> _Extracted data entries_
════════
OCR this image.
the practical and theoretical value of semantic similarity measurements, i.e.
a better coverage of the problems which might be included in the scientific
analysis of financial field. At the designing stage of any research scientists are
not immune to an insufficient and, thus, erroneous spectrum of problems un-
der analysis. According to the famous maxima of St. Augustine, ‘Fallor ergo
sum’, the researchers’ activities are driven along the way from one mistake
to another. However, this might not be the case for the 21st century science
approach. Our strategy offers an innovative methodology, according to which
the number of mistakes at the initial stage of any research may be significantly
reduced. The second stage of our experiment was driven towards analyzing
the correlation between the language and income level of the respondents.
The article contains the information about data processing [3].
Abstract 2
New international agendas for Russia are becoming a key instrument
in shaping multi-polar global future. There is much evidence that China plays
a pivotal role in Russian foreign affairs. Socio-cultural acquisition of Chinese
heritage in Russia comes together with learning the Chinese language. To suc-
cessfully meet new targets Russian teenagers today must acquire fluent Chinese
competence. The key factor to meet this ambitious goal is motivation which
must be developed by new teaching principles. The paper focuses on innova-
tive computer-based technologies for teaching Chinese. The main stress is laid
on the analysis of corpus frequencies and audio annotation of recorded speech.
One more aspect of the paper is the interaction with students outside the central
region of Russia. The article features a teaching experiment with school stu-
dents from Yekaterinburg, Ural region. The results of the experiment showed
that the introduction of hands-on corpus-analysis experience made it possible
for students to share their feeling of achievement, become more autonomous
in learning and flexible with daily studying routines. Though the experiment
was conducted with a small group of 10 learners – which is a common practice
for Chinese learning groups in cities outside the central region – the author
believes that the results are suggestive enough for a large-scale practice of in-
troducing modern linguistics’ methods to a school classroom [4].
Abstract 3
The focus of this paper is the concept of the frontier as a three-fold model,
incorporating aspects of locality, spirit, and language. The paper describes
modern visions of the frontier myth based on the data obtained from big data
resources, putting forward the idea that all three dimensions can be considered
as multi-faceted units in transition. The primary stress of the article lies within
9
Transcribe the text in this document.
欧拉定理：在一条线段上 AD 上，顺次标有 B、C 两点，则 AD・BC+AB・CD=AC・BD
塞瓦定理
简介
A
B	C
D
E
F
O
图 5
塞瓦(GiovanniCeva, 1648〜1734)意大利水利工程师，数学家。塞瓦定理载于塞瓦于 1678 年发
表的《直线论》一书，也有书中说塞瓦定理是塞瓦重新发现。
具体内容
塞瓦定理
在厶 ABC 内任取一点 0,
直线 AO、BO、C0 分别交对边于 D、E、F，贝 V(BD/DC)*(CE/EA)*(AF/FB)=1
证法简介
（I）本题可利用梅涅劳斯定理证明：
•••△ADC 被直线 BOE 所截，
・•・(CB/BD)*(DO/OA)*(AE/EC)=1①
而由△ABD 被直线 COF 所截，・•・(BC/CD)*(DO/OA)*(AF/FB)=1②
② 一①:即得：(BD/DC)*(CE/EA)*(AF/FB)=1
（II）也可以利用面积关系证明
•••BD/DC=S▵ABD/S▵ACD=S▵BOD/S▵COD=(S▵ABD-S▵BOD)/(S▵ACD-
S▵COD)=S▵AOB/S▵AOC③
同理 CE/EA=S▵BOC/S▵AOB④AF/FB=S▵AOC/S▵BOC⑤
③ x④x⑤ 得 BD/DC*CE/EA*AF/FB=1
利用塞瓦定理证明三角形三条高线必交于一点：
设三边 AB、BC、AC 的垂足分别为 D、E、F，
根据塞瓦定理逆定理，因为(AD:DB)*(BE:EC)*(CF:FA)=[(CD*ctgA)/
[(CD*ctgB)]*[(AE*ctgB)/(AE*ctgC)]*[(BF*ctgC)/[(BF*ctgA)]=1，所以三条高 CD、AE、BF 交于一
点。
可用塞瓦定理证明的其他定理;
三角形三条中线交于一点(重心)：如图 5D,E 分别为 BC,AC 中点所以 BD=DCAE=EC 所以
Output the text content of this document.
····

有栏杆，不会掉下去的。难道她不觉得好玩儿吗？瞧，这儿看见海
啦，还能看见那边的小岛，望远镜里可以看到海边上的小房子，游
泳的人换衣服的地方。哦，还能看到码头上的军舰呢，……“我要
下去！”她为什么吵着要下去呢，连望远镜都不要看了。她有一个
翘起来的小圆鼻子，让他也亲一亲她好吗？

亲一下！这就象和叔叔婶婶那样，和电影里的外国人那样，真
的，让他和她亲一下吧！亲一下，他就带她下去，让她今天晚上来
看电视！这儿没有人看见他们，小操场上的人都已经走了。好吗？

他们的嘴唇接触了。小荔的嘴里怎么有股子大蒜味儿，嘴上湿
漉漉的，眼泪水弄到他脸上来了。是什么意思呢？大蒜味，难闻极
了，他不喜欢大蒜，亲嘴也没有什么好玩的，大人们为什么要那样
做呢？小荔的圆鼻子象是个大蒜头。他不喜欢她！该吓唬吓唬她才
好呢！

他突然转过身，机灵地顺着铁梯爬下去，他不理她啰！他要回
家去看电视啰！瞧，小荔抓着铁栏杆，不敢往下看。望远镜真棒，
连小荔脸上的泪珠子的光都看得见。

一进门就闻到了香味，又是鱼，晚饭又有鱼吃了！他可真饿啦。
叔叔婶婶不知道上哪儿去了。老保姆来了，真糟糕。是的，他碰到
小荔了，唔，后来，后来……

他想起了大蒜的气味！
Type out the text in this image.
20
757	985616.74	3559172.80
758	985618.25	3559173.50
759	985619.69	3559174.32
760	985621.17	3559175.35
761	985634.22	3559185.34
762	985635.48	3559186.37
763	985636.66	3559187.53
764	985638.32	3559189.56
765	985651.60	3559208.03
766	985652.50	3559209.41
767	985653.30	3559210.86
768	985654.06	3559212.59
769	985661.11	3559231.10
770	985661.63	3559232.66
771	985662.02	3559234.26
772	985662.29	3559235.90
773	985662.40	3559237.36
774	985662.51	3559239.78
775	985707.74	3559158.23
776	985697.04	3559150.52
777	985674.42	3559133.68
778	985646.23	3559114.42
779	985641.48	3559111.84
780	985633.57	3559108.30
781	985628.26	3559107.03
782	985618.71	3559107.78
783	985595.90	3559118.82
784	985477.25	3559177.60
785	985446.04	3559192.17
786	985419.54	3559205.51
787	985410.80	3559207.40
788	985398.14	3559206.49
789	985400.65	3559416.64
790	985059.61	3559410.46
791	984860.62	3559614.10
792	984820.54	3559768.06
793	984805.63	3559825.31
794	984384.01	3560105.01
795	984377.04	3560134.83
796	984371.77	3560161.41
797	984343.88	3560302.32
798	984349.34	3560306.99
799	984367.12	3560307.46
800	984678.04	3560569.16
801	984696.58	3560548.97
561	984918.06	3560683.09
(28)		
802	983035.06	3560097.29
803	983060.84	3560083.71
════════
> _THE TASK_
Write out all records exactly, keeping every detail.

> _EXPECTED OUTPUT_
OCR this image.
the practical and theoretical value of semantic similarity measurements, i.e.
a better coverage of the problems which might be included in the scientific
analysis of financial field. At the designing stage of any research scientists are
not immune to an insufficient and, thus, erroneous spectrum of problems un-
der analysis. According to the famous maxima of St. Augustine, ‘Fallor ergo
sum’, the researchers’ activities are driven along the way from one mistake
to another. However, this might not be the case for the 21st century science
approach. Our strategy offers an innovative methodology, according to which
the number of mistakes at the initial stage of any research may be significantly
reduced. The second stage of our experiment was driven towards analyzing
the correlation between the language and income level of the respondents.
The article contains the information about data processing [3].
Abstract 2
New international agendas for Russia are becoming a key instrument
in shaping multi-polar global future. There is much evidence that China plays
a pivotal role in Russian foreign affairs. Socio-cultural acquisition of Chinese
heritage in Russia comes together with learning the Chinese language. To suc-
cessfully meet new targets Russian teenagers today must acquire fluent Chinese
competence. The key factor to meet this ambitious goal is motivation which
must be developed by new teaching principles. The paper focuses on innova-
tive computer-based technologies for teaching Chinese. The main stress is laid
on the analysis of corpus frequencies and audio annotation of recorded speech.
One more aspect of the paper is the interaction with students outside the central
region of Russia. The article features a teaching experiment with school stu-
dents from Yekaterinburg, Ural region. The results of the experiment showed
that the introduction of hands-on corpus-analysis experience made it possible
for students to share their feeling of achievement, become more autonomous
in learning and flexible with daily studying routines. Though the experiment
was conducted with a small group of 10 learners – which is a common practice
for Chinese learning groups in cities outside the central region – the author
believes that the results are suggestive enough for a large-scale practice of in-
troducing modern linguistics’ methods to a school classroom [4].
Abstract 3
The focus of this paper is the concept of the frontier as a three-fold model,
incorporating aspects of locality, spirit, and language. The paper describes
modern visions of the frontier myth based on the data obtained from big data
resources, putting forward the idea that all three dimensions can be considered
as multi-faceted units in transition. The primary stress of the article lies within
9
Transcribe the text in this document.
欧拉定理：在一条线段上 AD 上，顺次标有 B、C 两点，则 AD・BC+AB・CD=AC・BD
塞瓦定理
简介
A
B	C
D
E
F
O
图 5
塞瓦(GiovanniCeva, 1648〜1734)意大利水利工程师，数学家。塞瓦定理载于塞瓦于 1678 年发
表的《直线论》一书，也有书中说塞瓦定理是塞瓦重新发现。
具体内容
塞瓦定理
在厶 ABC 内任取一点 0,
直线 AO、BO、C0 分别交对边于 D、E、F，贝 V(BD/DC)*(CE/EA)*(AF/FB)=1
证法简介
（I）本题可利用梅涅劳斯定理证明：
•••△ADC 被直线 BOE 所截，
・•・(CB/BD)*(DO/OA)*(AE/EC)=1①
而由△ABD 被直线 COF 所截，・•・(BC/CD)*(DO/OA)*(AF/FB)=1②
② 一①:即得：(BD/DC)*(CE/EA)*(AF/FB)=1
（II）也可以利用面积关系证明
•••BD/DC=S▵ABD/S▵ACD=S▵BOD/S▵COD=(S▵ABD-S▵BOD)/(S▵ACD-
S▵COD)=S▵AOB/S▵AOC③
同理 CE/EA=S▵BOC/S▵AOB④AF/FB=S▵AOC/S▵BOC⑤
③ x④x⑤ 得 BD/DC*CE/EA*AF/FB=1
利用塞瓦定理证明三角形三条高线必交于一点：
设三边 AB、BC、AC 的垂足分别为 D、E、F，
根据塞瓦定理逆定理，因为(AD:DB)*(BE:EC)*(CF:FA)=[(CD*ctgA)/
[(CD*ctgB)]*[(AE*ctgB)/(AE*ctgC)]*[(BF*ctgC)/[(BF*ctgA)]=1，所以三条高 CD、AE、BF 交于一
点。
可用塞瓦定理证明的其他定理;
三角形三条中线交于一点(重心)：如图 5D,E 分别为 BC,AC 中点所以 BD=DCAE=EC 所以
Output the text content of this document.
····

有栏杆，不会掉下去的。难道她不觉得好玩儿吗？瞧，这儿看见海
啦，还能看见那边的小岛，望远镜里可以看到海边上的小房子，游
泳的人换衣服的地方。哦，还能看到码头上的军舰呢，……“我要
下去！”她为什么吵着要下去呢，连望远镜都不要看了。她有一个
翘起来的小圆鼻子，让他也亲一亲她好吗？

亲一下！这就象和叔叔婶婶那样，和电影里的外国人那样，真
的，让他和她亲一下吧！亲一下，他就带她下去，让她今天晚上来
看电视！这儿没有人看见他们，小操场上的人都已经走了。好吗？

他们的嘴唇接触了。小荔的嘴里怎么有股子大蒜味儿，嘴上湿
漉漉的，眼泪水弄到他脸上来了。是什么意思呢？大蒜味，难闻极
了，他不喜欢大蒜，亲嘴也没有什么好玩的，大人们为什么要那样
做呢？小荔的圆鼻子象是个大蒜头。他不喜欢她！该吓唬吓唬她才
好呢！

他突然转过身，机灵地顺着铁梯爬下去，他不理她啰！他要回
家去看电视啰！瞧，小荔抓着铁栏杆，不敢往下看。望远镜真棒，
连小荔脸上的泪珠子的光都看得见。

一进门就闻到了香味，又是鱼，晚饭又有鱼吃了！他可真饿啦。
叔叔婶婶不知道上哪儿去了。老保姆来了，真糟糕。是的，他碰到
小荔了，唔，后来，后来……

他想起了大蒜的气味！
Type out the text in this image.
20
757	985616.74	3559172.80
758	985618.25	3559173.50
759	985619.69	3559174.32
760	985621.17	3559175.35
761	985634.22	3559185.34
762	985635.48	3559186.37
763	985636.66	3559187.53
764	985638.32	3559189.56
765	985651.60	3559208.03
766	985652.50	3559209.41
767	985653.30	3559210.86
768	985654.06	3559212.59
769	985661.11	3559231.10
770	985661.63	3559232.66
771	985662.02	3559234.26
772	985662.29	3559235.90
773	985662.40	3559237.36
774	985662.51	3559239.78
775	985707.74	3559158.23
776	985697.04	3559150.52
777	985674.42	3559133.68
778	985646.23	3559114.42
779	985641.48	3559111.84
780	985633.57	3559108.30
781	985628.26	3559107.03
782	985618.71	3559107.78
783	985595.90	3559118.82
784	985477.25	3559177.60
785	985446.04	3559192.17
786	985419.54	3559205.51
787	985410.80	3559207.40
788	985398.14	3559206.49
789	985400.65	3559416.64
790	985059.61	3559410.46
791	984860.62	3559614.10
792	984820.54	3559768.06
793	984805.63	3559825.31
794	984384.01	3560105.01
795	984377.04	3560134.83
796	984371.77	3560161.41
797	984343.88	3560302.32
798	984349.34	3560306.99
799	984367.12	3560307.46
800	984678.04	3560569.16
801	984696.58	3560548.97
561	984918.06	3560683.09
(28)		
802	983035.06	3560097.29
803	983060.84	3560083.71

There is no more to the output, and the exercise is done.